**Problem requirements**
Check each line for the string "area" and give only the count of lines that have it.

**Stored records**
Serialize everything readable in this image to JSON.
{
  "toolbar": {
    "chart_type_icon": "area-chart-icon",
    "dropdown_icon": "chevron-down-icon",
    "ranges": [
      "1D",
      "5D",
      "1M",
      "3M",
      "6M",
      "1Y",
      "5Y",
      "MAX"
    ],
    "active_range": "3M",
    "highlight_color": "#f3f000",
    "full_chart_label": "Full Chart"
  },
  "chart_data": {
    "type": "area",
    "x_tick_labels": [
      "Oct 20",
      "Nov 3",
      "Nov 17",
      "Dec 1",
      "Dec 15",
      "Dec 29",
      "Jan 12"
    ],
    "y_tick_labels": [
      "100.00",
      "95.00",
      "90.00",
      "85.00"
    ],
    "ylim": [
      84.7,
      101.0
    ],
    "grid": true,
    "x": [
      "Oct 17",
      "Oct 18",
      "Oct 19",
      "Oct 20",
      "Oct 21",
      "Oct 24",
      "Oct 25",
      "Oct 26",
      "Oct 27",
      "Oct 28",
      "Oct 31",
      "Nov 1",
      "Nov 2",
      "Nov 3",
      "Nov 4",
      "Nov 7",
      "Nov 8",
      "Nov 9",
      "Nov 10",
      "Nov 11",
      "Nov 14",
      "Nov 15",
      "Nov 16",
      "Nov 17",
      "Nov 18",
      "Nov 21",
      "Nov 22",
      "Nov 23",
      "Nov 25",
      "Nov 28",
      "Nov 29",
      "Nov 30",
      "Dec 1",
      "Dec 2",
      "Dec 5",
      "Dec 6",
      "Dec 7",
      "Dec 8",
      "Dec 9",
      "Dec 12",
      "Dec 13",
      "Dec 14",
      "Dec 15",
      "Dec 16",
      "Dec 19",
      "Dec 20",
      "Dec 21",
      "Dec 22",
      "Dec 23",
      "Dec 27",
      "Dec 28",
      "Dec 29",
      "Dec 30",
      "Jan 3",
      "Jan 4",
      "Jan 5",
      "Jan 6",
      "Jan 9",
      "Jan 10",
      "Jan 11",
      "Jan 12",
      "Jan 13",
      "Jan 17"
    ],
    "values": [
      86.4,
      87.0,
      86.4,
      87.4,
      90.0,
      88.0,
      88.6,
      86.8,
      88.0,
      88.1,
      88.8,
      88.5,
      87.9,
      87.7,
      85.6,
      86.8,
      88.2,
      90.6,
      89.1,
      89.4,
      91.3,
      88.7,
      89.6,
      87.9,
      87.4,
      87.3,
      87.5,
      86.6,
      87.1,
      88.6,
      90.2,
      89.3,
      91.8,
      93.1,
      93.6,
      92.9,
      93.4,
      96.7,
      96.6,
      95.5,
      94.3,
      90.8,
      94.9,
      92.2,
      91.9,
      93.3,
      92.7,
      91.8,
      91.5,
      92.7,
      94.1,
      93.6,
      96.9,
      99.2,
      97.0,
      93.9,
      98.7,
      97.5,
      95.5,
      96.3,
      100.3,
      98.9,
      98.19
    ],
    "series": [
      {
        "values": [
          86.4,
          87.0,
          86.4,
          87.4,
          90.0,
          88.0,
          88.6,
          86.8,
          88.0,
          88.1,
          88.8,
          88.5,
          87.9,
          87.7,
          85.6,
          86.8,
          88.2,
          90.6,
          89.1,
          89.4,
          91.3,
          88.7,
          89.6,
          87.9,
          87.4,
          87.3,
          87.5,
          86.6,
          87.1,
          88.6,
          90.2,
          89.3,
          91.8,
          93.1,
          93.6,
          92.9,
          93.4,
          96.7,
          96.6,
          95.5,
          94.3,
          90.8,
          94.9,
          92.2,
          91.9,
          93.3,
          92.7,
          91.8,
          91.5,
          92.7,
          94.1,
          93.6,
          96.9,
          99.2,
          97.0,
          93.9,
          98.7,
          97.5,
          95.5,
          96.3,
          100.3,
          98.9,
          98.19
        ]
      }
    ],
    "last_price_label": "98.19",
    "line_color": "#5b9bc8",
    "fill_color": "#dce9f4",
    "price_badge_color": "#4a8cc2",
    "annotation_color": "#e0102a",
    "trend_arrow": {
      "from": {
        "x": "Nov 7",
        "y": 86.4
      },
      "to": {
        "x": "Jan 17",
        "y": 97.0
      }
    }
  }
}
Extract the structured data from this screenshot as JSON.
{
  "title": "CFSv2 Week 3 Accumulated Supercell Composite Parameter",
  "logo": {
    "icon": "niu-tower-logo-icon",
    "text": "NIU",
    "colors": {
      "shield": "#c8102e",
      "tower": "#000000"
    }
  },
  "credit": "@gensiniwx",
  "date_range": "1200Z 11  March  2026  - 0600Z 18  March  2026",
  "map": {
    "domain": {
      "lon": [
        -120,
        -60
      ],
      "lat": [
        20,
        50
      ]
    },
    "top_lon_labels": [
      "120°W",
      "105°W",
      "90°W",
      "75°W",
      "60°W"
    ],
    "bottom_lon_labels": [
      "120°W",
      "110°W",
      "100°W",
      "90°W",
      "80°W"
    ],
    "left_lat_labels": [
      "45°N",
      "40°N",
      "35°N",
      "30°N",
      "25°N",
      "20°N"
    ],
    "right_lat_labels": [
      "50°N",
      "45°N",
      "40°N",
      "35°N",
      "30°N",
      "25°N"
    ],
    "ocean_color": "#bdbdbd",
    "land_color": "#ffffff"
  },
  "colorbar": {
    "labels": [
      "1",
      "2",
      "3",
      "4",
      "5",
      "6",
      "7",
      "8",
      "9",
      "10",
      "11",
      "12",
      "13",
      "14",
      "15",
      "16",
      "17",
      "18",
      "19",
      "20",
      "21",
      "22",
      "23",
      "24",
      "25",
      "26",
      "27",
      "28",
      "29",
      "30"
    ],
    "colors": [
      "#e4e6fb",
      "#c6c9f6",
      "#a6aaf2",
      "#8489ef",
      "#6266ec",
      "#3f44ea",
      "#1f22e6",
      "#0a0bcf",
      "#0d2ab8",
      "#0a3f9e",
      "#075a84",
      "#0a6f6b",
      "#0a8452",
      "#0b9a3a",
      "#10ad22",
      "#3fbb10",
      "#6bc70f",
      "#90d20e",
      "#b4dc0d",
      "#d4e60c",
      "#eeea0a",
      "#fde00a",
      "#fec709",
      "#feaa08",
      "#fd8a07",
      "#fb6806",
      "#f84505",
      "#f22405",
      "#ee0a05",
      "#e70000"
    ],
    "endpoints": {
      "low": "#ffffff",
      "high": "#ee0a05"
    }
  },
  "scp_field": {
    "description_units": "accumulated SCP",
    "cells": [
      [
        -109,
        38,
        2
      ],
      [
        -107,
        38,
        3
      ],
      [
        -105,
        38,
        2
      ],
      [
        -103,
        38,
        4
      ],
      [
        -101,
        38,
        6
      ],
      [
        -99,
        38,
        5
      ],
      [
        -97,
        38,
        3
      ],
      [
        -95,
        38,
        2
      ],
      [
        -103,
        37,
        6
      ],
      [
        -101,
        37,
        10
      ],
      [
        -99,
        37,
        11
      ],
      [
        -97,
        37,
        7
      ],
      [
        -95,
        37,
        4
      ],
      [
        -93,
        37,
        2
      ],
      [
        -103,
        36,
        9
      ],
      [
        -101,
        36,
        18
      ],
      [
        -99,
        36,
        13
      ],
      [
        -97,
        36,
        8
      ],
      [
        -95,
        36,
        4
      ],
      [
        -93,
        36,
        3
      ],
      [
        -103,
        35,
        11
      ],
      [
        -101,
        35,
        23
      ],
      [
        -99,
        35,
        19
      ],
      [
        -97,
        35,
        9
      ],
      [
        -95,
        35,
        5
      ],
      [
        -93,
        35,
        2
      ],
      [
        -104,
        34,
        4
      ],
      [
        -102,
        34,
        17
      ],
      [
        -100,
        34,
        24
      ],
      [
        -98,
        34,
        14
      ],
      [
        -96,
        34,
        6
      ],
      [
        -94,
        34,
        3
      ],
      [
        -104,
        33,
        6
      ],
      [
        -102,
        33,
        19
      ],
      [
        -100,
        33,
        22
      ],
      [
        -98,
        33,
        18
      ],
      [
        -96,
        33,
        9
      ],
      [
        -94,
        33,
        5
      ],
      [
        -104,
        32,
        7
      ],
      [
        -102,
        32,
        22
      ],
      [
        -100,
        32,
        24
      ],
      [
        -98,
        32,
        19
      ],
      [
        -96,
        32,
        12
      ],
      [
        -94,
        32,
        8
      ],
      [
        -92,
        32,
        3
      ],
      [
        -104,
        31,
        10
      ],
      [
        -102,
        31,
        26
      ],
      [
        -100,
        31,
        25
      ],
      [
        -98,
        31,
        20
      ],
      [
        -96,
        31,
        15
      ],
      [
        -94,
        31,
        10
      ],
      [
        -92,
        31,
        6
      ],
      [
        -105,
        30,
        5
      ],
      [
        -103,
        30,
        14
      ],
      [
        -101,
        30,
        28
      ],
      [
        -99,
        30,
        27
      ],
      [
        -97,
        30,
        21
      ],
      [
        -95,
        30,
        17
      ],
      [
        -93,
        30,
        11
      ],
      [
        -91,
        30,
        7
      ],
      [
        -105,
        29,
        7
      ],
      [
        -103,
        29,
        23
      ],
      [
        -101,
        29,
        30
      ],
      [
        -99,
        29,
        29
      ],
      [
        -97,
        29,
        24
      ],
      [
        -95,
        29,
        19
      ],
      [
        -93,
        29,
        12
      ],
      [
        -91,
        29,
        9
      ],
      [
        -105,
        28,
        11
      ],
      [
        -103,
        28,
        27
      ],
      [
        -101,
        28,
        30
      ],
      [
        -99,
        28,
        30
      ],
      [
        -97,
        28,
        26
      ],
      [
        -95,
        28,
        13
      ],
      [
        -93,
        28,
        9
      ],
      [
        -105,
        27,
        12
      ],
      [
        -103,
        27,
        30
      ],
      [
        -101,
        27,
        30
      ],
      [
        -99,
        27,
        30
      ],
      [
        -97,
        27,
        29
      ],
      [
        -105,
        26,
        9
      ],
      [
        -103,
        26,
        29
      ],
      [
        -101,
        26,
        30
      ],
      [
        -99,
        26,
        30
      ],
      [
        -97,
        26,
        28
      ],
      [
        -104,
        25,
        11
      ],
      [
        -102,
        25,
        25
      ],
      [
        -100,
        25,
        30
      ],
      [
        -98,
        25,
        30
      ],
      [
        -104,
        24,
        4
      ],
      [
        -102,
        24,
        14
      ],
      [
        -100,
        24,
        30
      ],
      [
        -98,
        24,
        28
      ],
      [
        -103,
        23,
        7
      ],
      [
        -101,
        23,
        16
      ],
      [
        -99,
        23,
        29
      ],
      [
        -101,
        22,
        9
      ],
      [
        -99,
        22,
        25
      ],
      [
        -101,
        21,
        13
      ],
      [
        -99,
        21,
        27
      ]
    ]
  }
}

**Output for this task**
2